STATED TASK >> Could you set down, unchanged, the stretch of the entries below from their first line through the line that contains "header-d: D(mm) <box>399 212 467 238</box>"?

ENTRIES SUPPLIED >>
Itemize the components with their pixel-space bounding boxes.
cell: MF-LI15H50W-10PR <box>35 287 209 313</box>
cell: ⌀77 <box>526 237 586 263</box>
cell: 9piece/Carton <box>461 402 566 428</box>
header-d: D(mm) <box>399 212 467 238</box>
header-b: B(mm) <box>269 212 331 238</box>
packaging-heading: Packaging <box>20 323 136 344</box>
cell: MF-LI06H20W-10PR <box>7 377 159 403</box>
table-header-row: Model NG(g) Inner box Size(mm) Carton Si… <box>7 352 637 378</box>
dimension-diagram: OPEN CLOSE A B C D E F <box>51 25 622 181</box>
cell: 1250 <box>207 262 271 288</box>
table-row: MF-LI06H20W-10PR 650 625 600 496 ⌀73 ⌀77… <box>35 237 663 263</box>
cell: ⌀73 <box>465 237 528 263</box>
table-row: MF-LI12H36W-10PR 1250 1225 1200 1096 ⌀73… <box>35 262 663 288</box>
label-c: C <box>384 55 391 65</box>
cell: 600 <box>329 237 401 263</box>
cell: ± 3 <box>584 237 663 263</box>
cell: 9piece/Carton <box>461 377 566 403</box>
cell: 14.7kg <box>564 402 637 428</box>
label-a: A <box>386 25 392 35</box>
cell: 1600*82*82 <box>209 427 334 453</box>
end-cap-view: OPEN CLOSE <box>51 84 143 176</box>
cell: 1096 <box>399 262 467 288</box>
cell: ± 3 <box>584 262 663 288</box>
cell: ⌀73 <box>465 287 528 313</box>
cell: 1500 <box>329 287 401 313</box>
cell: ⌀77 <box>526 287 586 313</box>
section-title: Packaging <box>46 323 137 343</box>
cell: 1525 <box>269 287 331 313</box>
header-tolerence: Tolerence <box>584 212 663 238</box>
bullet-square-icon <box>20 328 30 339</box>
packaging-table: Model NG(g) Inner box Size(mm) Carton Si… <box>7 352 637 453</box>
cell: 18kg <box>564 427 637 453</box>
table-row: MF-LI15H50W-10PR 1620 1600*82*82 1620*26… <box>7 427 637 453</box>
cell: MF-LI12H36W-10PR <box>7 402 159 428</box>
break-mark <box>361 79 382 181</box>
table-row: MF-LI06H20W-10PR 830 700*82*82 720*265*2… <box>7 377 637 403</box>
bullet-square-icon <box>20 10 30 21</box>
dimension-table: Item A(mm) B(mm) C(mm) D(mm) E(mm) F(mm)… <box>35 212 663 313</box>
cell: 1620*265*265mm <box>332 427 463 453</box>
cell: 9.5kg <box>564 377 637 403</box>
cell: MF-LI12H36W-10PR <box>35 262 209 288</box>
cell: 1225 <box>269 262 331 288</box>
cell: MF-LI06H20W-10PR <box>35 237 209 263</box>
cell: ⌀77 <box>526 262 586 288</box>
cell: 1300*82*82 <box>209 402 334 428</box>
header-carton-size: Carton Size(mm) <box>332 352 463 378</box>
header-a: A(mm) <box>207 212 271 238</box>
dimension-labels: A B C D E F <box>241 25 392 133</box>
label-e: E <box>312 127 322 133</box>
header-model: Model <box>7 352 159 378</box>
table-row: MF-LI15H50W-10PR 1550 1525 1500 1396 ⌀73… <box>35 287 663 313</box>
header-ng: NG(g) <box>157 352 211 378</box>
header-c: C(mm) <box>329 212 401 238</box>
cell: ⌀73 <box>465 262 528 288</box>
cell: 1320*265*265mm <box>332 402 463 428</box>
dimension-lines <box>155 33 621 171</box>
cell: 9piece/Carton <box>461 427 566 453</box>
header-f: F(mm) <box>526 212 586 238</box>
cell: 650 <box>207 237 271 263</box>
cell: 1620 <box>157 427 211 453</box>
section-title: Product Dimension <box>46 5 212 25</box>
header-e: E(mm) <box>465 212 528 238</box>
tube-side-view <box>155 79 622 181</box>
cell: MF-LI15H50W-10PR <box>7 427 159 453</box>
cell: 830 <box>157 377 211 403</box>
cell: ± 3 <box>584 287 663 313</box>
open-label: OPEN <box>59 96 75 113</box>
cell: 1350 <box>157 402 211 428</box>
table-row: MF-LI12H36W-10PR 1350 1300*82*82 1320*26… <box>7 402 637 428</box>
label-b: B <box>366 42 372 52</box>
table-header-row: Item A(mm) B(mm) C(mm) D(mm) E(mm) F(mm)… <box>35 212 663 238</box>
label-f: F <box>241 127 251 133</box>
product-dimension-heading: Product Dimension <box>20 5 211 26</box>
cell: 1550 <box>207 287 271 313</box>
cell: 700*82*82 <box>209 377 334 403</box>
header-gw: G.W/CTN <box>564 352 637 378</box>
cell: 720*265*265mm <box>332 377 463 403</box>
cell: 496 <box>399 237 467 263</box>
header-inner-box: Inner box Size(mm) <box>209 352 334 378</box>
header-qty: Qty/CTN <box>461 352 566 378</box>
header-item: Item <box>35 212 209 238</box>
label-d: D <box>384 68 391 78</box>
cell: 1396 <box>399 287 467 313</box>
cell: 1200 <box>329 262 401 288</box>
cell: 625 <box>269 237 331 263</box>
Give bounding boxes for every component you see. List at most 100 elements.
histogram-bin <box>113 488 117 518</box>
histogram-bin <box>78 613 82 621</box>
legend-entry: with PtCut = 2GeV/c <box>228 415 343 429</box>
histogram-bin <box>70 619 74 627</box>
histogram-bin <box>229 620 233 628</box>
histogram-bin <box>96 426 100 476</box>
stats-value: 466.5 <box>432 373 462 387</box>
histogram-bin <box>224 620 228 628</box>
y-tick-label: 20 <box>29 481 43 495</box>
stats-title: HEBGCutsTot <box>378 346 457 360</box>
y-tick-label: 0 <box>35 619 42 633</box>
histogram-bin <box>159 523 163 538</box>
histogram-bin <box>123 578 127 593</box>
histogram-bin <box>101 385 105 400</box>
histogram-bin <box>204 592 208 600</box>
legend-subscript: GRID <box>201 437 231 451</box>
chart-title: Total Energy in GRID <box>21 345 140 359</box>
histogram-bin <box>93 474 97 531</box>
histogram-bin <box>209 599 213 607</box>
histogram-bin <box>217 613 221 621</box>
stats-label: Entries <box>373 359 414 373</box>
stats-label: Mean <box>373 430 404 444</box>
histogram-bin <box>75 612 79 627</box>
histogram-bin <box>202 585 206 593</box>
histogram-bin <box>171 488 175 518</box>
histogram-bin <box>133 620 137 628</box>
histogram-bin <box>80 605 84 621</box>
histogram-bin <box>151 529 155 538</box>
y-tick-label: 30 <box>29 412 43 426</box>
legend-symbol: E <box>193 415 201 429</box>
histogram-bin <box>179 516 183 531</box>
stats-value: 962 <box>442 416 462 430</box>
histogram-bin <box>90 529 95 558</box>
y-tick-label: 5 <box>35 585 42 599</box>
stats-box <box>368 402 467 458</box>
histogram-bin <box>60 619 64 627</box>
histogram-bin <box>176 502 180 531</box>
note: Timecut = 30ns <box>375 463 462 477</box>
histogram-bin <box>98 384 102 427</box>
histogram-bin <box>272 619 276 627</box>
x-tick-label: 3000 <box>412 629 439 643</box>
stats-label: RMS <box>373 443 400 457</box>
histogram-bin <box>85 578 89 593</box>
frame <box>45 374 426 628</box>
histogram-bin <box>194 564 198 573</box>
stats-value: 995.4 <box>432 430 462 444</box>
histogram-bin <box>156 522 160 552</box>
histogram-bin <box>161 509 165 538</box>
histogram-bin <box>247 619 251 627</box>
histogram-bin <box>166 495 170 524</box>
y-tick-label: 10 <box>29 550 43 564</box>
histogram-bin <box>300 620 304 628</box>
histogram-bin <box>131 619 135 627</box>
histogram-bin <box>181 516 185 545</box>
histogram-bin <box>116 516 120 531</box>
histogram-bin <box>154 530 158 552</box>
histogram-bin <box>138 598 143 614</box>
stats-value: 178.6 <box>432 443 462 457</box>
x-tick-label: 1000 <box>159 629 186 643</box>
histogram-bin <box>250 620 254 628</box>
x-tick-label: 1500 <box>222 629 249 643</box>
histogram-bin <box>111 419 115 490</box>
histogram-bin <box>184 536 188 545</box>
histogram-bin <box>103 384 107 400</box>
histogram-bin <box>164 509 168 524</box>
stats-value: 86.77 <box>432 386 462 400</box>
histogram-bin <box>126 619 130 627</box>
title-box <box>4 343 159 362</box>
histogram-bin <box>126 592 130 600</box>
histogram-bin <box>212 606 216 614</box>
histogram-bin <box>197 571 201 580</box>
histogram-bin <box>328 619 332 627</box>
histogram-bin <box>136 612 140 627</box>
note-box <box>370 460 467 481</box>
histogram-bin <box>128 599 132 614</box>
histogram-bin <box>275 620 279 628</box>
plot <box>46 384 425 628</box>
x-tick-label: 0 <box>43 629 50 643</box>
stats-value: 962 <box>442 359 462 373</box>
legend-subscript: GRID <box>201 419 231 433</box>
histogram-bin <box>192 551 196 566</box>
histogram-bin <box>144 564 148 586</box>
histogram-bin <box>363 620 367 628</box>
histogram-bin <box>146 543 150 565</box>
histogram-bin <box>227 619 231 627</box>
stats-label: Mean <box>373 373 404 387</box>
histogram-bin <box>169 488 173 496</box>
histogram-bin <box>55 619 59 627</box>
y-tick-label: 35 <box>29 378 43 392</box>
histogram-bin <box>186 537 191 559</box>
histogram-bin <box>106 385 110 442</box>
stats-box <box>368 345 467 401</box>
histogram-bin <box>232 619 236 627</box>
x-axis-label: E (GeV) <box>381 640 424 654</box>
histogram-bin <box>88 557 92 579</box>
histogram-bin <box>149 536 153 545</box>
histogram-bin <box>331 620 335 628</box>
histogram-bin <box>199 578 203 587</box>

SOLUTION >>
Itemize the components with their pixel-space bounding boxes.
cell: MF-LI15H50W-10PR <box>35 287 209 313</box>
cell: ⌀77 <box>526 237 586 263</box>
cell: 9piece/Carton <box>461 402 566 428</box>
header-d: D(mm) <box>399 212 467 238</box>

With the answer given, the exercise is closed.